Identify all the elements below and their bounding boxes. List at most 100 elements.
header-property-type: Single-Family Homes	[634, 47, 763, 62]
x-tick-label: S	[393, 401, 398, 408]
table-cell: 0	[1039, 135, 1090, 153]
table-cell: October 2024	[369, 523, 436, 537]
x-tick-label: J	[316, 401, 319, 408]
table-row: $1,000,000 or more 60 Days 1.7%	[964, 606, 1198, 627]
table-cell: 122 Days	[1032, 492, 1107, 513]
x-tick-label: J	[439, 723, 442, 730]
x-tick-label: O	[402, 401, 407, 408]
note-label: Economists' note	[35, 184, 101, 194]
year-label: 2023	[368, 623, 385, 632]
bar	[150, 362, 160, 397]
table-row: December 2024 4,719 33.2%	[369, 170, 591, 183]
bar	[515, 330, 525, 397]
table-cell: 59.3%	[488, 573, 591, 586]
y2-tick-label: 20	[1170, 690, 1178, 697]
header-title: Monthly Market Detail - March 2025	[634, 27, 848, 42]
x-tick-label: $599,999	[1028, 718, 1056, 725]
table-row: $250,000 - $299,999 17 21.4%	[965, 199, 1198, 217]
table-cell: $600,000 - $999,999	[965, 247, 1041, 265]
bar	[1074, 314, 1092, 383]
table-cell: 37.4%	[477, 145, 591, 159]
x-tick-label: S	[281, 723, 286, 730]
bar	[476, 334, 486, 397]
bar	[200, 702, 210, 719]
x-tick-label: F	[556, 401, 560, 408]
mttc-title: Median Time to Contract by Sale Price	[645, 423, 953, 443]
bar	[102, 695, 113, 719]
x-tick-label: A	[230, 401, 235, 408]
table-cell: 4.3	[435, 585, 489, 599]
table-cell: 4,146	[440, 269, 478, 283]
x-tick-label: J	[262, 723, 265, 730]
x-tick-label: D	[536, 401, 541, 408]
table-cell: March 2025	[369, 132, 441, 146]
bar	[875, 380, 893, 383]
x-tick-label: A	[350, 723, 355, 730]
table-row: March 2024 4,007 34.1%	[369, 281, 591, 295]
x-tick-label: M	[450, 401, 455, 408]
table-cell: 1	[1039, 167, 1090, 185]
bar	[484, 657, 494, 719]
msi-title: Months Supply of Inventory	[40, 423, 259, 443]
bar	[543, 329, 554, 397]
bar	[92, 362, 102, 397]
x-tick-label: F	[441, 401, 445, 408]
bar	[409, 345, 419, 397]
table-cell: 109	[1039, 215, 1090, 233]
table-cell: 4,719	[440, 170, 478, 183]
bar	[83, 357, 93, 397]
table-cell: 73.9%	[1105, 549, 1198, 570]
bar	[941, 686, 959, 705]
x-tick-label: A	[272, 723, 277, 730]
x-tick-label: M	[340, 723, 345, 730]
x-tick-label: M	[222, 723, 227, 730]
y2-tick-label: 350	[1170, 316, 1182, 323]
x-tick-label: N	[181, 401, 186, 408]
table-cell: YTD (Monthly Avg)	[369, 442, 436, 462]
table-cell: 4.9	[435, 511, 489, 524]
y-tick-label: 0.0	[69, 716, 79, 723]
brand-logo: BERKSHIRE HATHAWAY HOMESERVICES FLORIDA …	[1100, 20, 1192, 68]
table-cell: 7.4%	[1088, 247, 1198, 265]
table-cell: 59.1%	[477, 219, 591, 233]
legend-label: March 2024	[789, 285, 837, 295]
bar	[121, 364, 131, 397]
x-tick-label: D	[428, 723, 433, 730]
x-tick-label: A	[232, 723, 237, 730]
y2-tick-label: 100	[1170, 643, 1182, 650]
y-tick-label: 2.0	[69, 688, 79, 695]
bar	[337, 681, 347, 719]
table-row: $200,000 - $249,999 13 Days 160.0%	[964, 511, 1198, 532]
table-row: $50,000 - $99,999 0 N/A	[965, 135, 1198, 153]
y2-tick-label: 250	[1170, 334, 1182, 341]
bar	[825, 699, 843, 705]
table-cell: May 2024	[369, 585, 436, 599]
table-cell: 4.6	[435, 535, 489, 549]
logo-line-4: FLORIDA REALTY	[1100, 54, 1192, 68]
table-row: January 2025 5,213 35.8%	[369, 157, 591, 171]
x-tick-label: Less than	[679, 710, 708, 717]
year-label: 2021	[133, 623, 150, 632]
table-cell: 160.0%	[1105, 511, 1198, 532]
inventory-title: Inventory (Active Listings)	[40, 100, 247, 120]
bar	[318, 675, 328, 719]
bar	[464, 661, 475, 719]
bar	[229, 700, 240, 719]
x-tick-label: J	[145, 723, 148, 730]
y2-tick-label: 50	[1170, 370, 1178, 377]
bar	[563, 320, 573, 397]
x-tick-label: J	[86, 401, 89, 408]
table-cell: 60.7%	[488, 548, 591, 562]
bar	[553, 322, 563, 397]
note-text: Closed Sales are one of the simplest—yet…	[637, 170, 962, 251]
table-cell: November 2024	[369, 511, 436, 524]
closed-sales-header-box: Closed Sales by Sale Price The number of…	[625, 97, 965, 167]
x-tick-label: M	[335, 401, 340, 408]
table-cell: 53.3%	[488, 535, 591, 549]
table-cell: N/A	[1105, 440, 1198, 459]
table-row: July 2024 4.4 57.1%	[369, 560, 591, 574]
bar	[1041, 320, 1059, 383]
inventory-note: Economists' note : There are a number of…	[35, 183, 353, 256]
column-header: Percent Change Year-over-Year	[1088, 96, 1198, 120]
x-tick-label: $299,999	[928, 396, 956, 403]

* * *

### EXERCISE
Please repeat all of the data above, replacing "Single-Family Homes" with "Townhouses and Condos" and changing nothing else.

### REPLY
Identify all the elements below and their bounding boxes. List at most 100 elements.
header-property-type: Townhouses and Condos	[634, 47, 763, 62]
x-tick-label: S	[393, 401, 398, 408]
table-cell: 0	[1039, 135, 1090, 153]
table-cell: October 2024	[369, 523, 436, 537]
x-tick-label: J	[316, 401, 319, 408]
table-row: $1,000,000 or more 60 Days 1.7%	[964, 606, 1198, 627]
table-cell: 122 Days	[1032, 492, 1107, 513]
x-tick-label: J	[439, 723, 442, 730]
x-tick-label: O	[402, 401, 407, 408]
note-label: Economists' note	[35, 184, 101, 194]
year-label: 2023	[368, 623, 385, 632]
bar	[150, 362, 160, 397]
table-row: December 2024 4,719 33.2%	[369, 170, 591, 183]
bar	[515, 330, 525, 397]
table-cell: 59.3%	[488, 573, 591, 586]
y2-tick-label: 20	[1170, 690, 1178, 697]
header-title: Monthly Market Detail - March 2025	[634, 27, 848, 42]
x-tick-label: $599,999	[1028, 718, 1056, 725]
table-row: $250,000 - $299,999 17 21.4%	[965, 199, 1198, 217]
table-cell: $600,000 - $999,999	[965, 247, 1041, 265]
bar	[1074, 314, 1092, 383]
table-cell: 37.4%	[477, 145, 591, 159]
x-tick-label: S	[281, 723, 286, 730]
bar	[476, 334, 486, 397]
bar	[200, 702, 210, 719]
x-tick-label: F	[556, 401, 560, 408]
mttc-title: Median Time to Contract by Sale Price	[645, 423, 953, 443]
bar	[102, 695, 113, 719]
x-tick-label: A	[230, 401, 235, 408]
table-cell: 4.3	[435, 585, 489, 599]
table-cell: 4,146	[440, 269, 478, 283]
x-tick-label: J	[262, 723, 265, 730]
x-tick-label: D	[536, 401, 541, 408]
table-cell: March 2025	[369, 132, 441, 146]
bar	[875, 380, 893, 383]
x-tick-label: A	[350, 723, 355, 730]
table-row: March 2024 4,007 34.1%	[369, 281, 591, 295]
x-tick-label: M	[450, 401, 455, 408]
table-cell: 1	[1039, 167, 1090, 185]
bar	[484, 657, 494, 719]
msi-title: Months Supply of Inventory	[40, 423, 259, 443]
bar	[543, 329, 554, 397]
bar	[92, 362, 102, 397]
x-tick-label: F	[441, 401, 445, 408]
bar	[409, 345, 419, 397]
table-cell: 109	[1039, 215, 1090, 233]
table-cell: 4,719	[440, 170, 478, 183]
bar	[83, 357, 93, 397]
table-cell: 73.9%	[1105, 549, 1198, 570]
bar	[941, 686, 959, 705]
x-tick-label: A	[272, 723, 277, 730]
x-tick-label: M	[340, 723, 345, 730]
x-tick-label: M	[222, 723, 227, 730]
y2-tick-label: 350	[1170, 316, 1182, 323]
x-tick-label: N	[181, 401, 186, 408]
table-cell: YTD (Monthly Avg)	[369, 442, 436, 462]
table-cell: 4.9	[435, 511, 489, 524]
y-tick-label: 0.0	[69, 716, 79, 723]
brand-logo: BERKSHIRE HATHAWAY HOMESERVICES FLORIDA …	[1100, 20, 1192, 68]
table-cell: 7.4%	[1088, 247, 1198, 265]
table-cell: 59.1%	[477, 219, 591, 233]
legend-label: March 2024	[789, 285, 837, 295]
bar	[121, 364, 131, 397]
x-tick-label: D	[428, 723, 433, 730]
x-tick-label: A	[232, 723, 237, 730]
y2-tick-label: 100	[1170, 643, 1182, 650]
y-tick-label: 2.0	[69, 688, 79, 695]
bar	[337, 681, 347, 719]
table-row: $200,000 - $249,999 13 Days 160.0%	[964, 511, 1198, 532]
table-row: $50,000 - $99,999 0 N/A	[965, 135, 1198, 153]
y2-tick-label: 250	[1170, 334, 1182, 341]
bar	[825, 699, 843, 705]
table-cell: May 2024	[369, 585, 436, 599]
table-cell: 4.6	[435, 535, 489, 549]
logo-line-4: FLORIDA REALTY	[1100, 54, 1192, 68]
table-row: January 2025 5,213 35.8%	[369, 157, 591, 171]
x-tick-label: Less than	[679, 710, 708, 717]
year-label: 2021	[133, 623, 150, 632]
table-cell: 160.0%	[1105, 511, 1198, 532]
inventory-title: Inventory (Active Listings)	[40, 100, 247, 120]
bar	[318, 675, 328, 719]
bar	[464, 661, 475, 719]
bar	[229, 700, 240, 719]
x-tick-label: J	[145, 723, 148, 730]
y2-tick-label: 50	[1170, 370, 1178, 377]
bar	[563, 320, 573, 397]
x-tick-label: J	[86, 401, 89, 408]
table-cell: 60.7%	[488, 548, 591, 562]
bar	[553, 322, 563, 397]
note-text: Closed Sales are one of the simplest—yet…	[637, 170, 962, 251]
table-cell: November 2024	[369, 511, 436, 524]
closed-sales-header-box: Closed Sales by Sale Price The number of…	[625, 97, 965, 167]
x-tick-label: M	[335, 401, 340, 408]
table-cell: 53.3%	[488, 535, 591, 549]
table-cell: N/A	[1105, 440, 1198, 459]
table-row: July 2024 4.4 57.1%	[369, 560, 591, 574]
bar	[1041, 320, 1059, 383]
inventory-note: Economists' note : There are a number of…	[35, 183, 353, 256]
column-header: Percent Change Year-over-Year	[1088, 96, 1198, 120]
x-tick-label: $299,999	[928, 396, 956, 403]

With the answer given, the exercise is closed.